== TASK TO COMPLETE ==
Only lines with the word "JSON" are needed; collect each of them from the listing below.

——————

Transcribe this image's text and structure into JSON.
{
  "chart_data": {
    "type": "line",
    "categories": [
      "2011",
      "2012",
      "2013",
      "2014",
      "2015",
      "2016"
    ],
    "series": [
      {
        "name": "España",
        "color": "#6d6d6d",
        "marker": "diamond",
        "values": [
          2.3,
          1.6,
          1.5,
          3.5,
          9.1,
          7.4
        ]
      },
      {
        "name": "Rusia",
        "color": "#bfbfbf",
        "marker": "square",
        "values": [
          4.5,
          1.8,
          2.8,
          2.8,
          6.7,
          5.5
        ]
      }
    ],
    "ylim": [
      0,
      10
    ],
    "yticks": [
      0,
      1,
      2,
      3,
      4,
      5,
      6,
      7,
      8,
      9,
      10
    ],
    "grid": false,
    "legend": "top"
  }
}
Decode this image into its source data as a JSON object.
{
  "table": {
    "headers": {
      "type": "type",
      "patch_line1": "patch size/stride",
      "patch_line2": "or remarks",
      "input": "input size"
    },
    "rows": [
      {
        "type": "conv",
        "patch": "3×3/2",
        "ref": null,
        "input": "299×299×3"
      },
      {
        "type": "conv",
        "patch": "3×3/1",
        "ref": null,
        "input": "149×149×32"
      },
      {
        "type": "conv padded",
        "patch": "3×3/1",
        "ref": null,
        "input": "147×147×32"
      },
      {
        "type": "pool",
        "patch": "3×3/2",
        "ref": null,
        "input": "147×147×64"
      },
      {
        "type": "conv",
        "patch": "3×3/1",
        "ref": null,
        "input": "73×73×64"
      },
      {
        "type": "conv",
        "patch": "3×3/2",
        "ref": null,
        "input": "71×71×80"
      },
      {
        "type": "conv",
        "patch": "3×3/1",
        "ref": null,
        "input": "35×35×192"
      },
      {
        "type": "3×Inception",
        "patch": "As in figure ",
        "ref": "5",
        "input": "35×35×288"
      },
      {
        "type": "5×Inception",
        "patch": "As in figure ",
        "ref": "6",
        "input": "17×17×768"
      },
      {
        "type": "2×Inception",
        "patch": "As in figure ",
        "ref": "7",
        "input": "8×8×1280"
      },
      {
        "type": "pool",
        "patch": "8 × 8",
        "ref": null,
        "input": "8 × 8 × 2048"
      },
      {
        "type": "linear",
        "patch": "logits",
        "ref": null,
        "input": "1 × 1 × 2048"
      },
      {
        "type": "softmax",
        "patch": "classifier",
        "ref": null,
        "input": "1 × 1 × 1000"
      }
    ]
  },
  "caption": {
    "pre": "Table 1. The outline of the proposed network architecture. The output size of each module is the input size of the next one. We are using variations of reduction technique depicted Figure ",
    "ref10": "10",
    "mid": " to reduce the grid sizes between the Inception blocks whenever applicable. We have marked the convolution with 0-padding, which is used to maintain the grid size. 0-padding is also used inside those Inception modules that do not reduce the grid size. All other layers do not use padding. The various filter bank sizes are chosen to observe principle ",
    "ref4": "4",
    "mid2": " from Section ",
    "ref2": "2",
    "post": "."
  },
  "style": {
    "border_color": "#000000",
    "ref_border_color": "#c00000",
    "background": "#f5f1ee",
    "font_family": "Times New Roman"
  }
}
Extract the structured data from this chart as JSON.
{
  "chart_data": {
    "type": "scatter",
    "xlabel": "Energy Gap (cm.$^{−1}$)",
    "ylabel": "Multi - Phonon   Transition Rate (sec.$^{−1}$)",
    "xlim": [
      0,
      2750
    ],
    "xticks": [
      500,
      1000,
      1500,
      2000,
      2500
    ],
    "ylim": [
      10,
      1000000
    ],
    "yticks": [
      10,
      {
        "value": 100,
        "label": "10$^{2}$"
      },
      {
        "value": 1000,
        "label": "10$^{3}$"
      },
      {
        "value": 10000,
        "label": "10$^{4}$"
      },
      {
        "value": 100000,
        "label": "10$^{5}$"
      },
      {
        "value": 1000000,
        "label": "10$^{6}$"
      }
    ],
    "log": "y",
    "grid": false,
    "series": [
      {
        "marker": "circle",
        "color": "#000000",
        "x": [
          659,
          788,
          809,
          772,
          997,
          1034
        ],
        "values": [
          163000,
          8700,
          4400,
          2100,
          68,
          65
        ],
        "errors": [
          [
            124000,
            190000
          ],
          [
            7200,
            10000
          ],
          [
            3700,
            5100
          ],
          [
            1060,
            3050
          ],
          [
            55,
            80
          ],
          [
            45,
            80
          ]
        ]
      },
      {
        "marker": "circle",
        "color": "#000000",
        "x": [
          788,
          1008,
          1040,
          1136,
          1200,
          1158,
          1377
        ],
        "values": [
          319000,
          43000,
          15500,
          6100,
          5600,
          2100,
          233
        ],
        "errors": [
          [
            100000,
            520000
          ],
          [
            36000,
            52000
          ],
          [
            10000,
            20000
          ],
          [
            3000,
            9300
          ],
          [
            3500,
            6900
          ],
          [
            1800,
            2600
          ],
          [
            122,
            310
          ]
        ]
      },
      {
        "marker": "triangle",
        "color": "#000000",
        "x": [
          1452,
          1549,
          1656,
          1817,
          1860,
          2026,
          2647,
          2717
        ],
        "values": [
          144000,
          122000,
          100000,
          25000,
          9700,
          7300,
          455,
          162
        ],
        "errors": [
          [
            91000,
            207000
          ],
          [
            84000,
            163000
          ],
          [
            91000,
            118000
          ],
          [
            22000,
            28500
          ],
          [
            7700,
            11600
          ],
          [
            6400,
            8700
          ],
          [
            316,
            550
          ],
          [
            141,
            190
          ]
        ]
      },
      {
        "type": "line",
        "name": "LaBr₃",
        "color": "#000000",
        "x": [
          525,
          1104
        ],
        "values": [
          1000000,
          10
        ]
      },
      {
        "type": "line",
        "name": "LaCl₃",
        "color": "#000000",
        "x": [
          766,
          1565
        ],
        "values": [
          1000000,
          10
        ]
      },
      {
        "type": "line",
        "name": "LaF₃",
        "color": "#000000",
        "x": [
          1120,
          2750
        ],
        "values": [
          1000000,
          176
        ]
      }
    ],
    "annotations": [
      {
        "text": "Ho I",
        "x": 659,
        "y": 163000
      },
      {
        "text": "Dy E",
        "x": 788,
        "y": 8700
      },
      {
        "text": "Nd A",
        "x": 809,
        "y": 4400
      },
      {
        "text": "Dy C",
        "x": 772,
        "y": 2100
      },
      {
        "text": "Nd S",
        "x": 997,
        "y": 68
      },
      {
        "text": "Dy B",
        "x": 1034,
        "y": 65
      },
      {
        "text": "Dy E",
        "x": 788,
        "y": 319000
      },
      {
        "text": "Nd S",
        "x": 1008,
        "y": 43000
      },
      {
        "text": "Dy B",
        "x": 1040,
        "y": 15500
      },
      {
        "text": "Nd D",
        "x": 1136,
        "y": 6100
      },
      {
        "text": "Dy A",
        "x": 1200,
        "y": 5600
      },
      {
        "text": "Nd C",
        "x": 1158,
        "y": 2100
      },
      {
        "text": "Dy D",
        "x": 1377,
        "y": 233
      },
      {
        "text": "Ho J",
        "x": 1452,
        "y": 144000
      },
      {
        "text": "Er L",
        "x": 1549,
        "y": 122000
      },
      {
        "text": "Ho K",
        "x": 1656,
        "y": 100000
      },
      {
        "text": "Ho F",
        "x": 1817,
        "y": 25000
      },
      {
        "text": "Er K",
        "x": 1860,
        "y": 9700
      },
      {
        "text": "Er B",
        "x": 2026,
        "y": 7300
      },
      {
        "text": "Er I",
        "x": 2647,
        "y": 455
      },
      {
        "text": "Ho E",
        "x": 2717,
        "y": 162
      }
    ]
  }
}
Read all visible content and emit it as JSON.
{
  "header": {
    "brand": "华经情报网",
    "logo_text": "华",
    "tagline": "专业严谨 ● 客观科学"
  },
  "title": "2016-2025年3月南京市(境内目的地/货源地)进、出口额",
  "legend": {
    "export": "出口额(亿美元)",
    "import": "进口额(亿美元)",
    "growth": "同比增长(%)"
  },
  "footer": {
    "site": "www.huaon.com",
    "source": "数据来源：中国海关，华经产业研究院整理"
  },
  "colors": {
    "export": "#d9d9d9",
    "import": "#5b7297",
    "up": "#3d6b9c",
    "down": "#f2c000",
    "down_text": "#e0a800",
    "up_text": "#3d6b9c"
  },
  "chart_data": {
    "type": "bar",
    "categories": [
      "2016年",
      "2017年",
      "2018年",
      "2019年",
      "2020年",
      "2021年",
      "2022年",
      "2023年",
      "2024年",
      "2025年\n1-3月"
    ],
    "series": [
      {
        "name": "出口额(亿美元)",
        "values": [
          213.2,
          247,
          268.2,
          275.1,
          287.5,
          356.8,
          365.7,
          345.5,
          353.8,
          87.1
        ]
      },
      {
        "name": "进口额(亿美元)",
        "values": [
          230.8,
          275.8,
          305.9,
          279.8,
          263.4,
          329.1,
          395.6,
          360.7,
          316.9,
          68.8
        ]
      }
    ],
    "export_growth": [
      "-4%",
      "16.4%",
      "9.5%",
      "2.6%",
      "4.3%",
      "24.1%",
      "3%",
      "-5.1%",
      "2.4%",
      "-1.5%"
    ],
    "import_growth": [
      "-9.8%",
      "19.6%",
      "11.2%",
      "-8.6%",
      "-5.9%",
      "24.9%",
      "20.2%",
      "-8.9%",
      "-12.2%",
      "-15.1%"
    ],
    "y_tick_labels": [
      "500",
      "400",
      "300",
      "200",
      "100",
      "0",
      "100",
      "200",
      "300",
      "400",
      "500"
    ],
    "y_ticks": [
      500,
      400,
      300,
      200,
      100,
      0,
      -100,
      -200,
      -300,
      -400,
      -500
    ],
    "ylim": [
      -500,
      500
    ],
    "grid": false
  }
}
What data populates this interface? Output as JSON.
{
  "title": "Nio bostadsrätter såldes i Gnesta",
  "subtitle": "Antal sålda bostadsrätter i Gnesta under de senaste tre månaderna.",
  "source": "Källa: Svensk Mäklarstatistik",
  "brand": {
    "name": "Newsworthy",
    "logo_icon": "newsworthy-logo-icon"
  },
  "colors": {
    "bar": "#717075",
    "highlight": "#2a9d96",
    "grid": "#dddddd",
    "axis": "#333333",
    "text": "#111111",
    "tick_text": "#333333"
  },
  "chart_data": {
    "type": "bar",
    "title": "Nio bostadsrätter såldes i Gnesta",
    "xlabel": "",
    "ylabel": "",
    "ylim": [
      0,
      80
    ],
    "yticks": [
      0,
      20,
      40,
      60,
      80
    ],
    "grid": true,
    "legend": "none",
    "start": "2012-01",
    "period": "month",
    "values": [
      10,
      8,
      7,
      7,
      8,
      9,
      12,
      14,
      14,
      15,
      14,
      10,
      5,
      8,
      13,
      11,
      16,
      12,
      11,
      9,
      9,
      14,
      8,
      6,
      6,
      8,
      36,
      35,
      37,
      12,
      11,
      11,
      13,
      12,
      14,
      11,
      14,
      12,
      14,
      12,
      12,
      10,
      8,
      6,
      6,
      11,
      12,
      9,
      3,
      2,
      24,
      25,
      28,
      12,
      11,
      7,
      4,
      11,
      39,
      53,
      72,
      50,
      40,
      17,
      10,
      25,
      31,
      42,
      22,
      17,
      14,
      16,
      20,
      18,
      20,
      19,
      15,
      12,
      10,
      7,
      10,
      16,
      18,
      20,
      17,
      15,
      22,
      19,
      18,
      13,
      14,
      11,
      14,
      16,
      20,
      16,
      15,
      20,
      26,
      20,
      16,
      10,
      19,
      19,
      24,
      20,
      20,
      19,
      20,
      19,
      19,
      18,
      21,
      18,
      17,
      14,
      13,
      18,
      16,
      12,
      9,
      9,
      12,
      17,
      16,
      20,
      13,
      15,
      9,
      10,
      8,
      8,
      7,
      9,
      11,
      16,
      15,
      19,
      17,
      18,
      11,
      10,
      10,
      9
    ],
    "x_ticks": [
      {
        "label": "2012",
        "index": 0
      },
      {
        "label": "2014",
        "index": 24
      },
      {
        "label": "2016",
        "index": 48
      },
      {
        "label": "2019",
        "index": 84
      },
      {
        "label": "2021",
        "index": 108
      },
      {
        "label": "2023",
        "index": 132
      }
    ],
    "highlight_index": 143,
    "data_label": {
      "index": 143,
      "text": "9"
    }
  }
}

——————

== THE ANSWER ==
Transcribe this image's text and structure into JSON.
Decode this image into its source data as a JSON object.
Extract the structured data from this chart as JSON.
Read all visible content and emit it as JSON.
What data populates this interface? Output as JSON.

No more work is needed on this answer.